▸ **Request**
State how many lines of the entries hold the string "shall". Reply with the number alone.

********

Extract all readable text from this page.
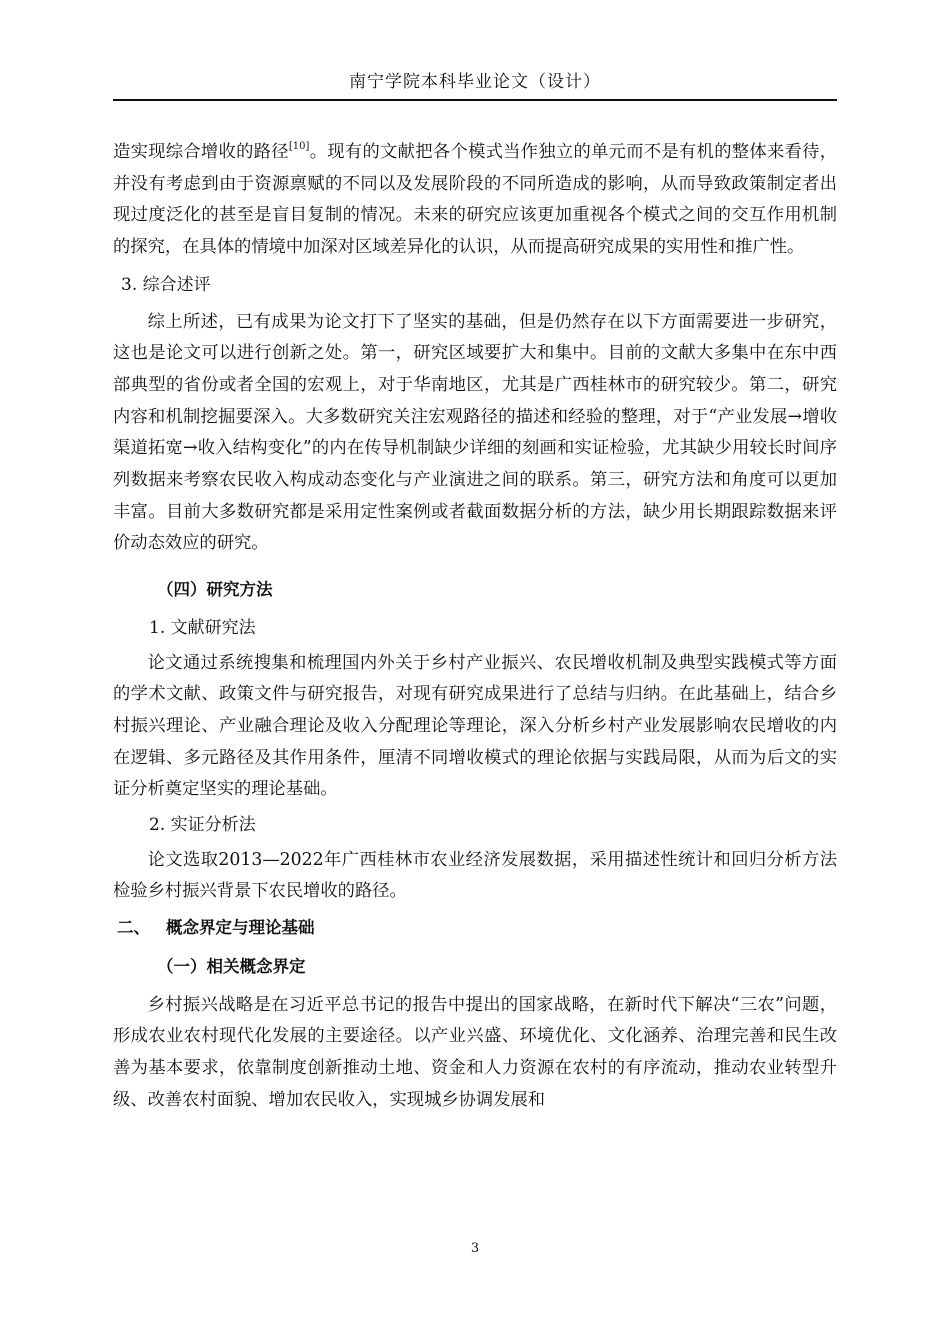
南宁学院本科毕业论文（设计）

造实现综合增收的路径[10]。现有的文献把各个模式当作独立的单元而不是有机的整体来看待，并没有考虑到由于资源禀赋的不同以及发展阶段的不同所造成的影响，从而导致政策制定者出现过度泛化的甚至是盲目复制的情况。未来的研究应该更加重视各个模式之间的交互作用机制的探究，在具体的情境中加深对区域差异化的认识，从而提高研究成果的实用性和推广性。

3. 综合述评

综上所述，已有成果为论文打下了坚实的基础，但是仍然存在以下方面需要进一步研究，这也是论文可以进行创新之处。第一，研究区域要扩大和集中。目前的文献大多集中在东中西部典型的省份或者全国的宏观上，对于华南地区，尤其是广西桂林市的研究较少。第二，研究内容和机制挖掘要深入。大多数研究关注宏观路径的描述和经验的整理，对于“产业发展→增收渠道拓宽→收入结构变化”的内在传导机制缺少详细的刻画和实证检验，尤其缺少用较长时间序列数据来考察农民收入构成动态变化与产业演进之间的联系。第三，研究方法和角度可以更加丰富。目前大多数研究都是采用定性案例或者截面数据分析的方法，缺少用长期跟踪数据来评价动态效应的研究。

（四）研究方法
1. 文献研究法

论文通过系统搜集和梳理国内外关于乡村产业振兴、农民增收机制及典型实践模式等方面的学术文献、政策文件与研究报告，对现有研究成果进行了总结与归纳。在此基础上，结合乡村振兴理论、产业融合理论及收入分配理论等理论，深入分析乡村产业发展影响农民增收的内在逻辑、多元路径及其作用条件，厘清不同增收模式的理论依据与实践局限，从而为后文的实证分析奠定坚实的理论基础。

2. 实证分析法

论文选取2013—2022年广西桂林市农业经济发展数据，采用描述性统计和回归分析方法检验乡村振兴背景下农民增收的路径。

二、 概念界定与理论基础
（一）相关概念界定

乡村振兴战略是在习近平总书记的报告中提出的国家战略，在新时代下解决“三农”问题，形成农业农村现代化发展的主要途径。以产业兴盛、环境优化、文化涵养、治理完善和民生改善为基本要求，依靠制度创新推动土地、资金和人力资源在农村的有序流动，推动农业转型升级、改善农村面貌、增加农民收入，实现城乡协调发展和

3
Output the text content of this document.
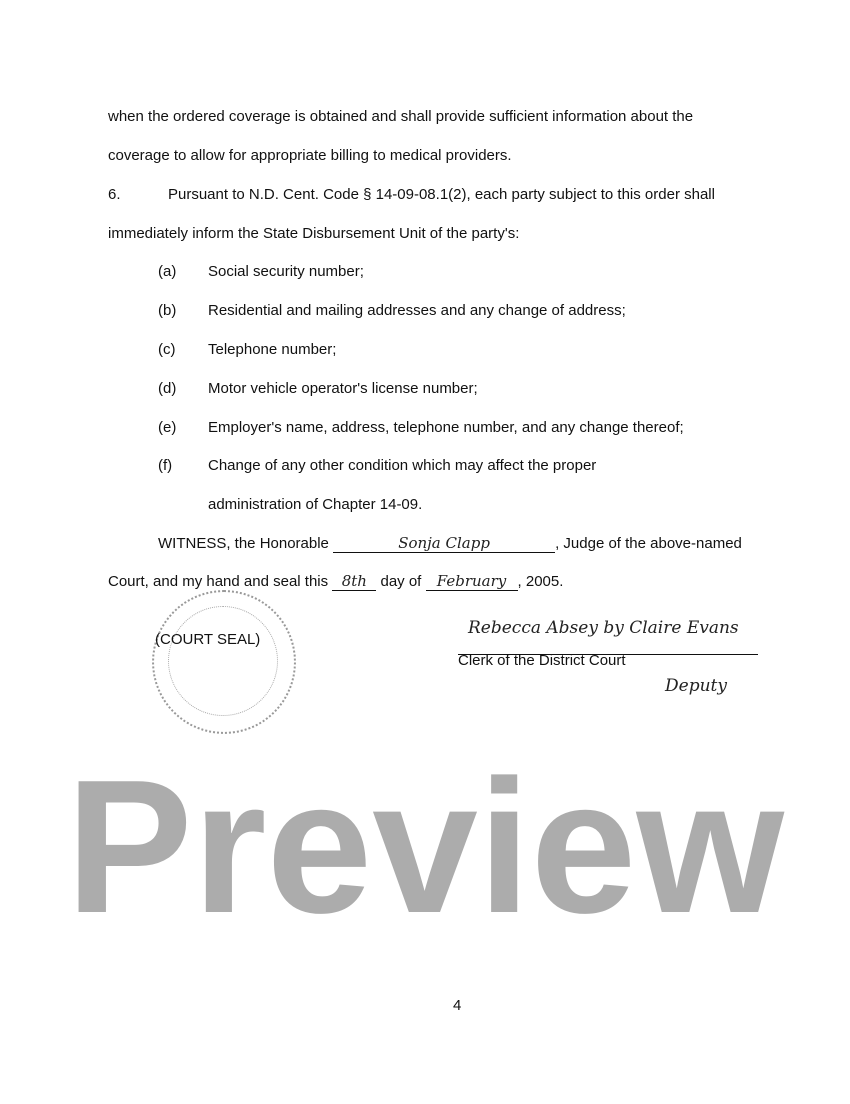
when the ordered coverage is obtained and shall provide sufficient information about the
coverage to allow for appropriate billing to medical providers.
6.	Pursuant to N.D. Cent. Code § 14-09-08.1(2), each party subject to this order shall
immediately inform the State Disbursement Unit of the party's:
(a) Social security number;
(b) Residential and mailing addresses and any change of address;
(c) Telephone number;
(d) Motor vehicle operator's license number;
(e) Employer's name, address, telephone number, and any change thereof;
(f) Change of any other condition which may affect the proper
administration of Chapter 14-09.
WITNESS, the Honorable	Sonja Clapp	, Judge of the above-named
Court, and my hand and seal this 8th day of February , 2005.
(COURT SEAL)
Rebecca Absey by Claire Evans
Clerk of the District Court
Deputy
Preview
4
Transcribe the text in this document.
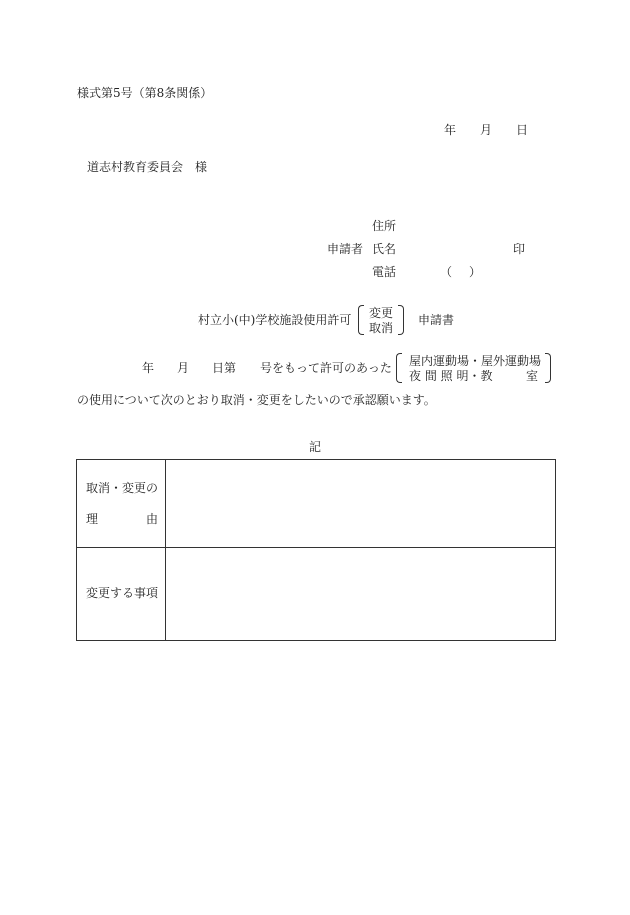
様式第5号（第8条関係）
年 月 日
道志村教育委員会　様
住所
申請者 氏名	印
電話	（ ）
村立小(中)学校施設使用許可 変更
取消
申請書
年 月 日第 号をもって許可のあった 屋内運動場・屋外運動場
夜 間 照 明・教	室
の使用について次のとおり取消・変更をしたいので承認願います。
記
取消・変更の
理 由	

変更する事項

********

▸ **Solved problem**
2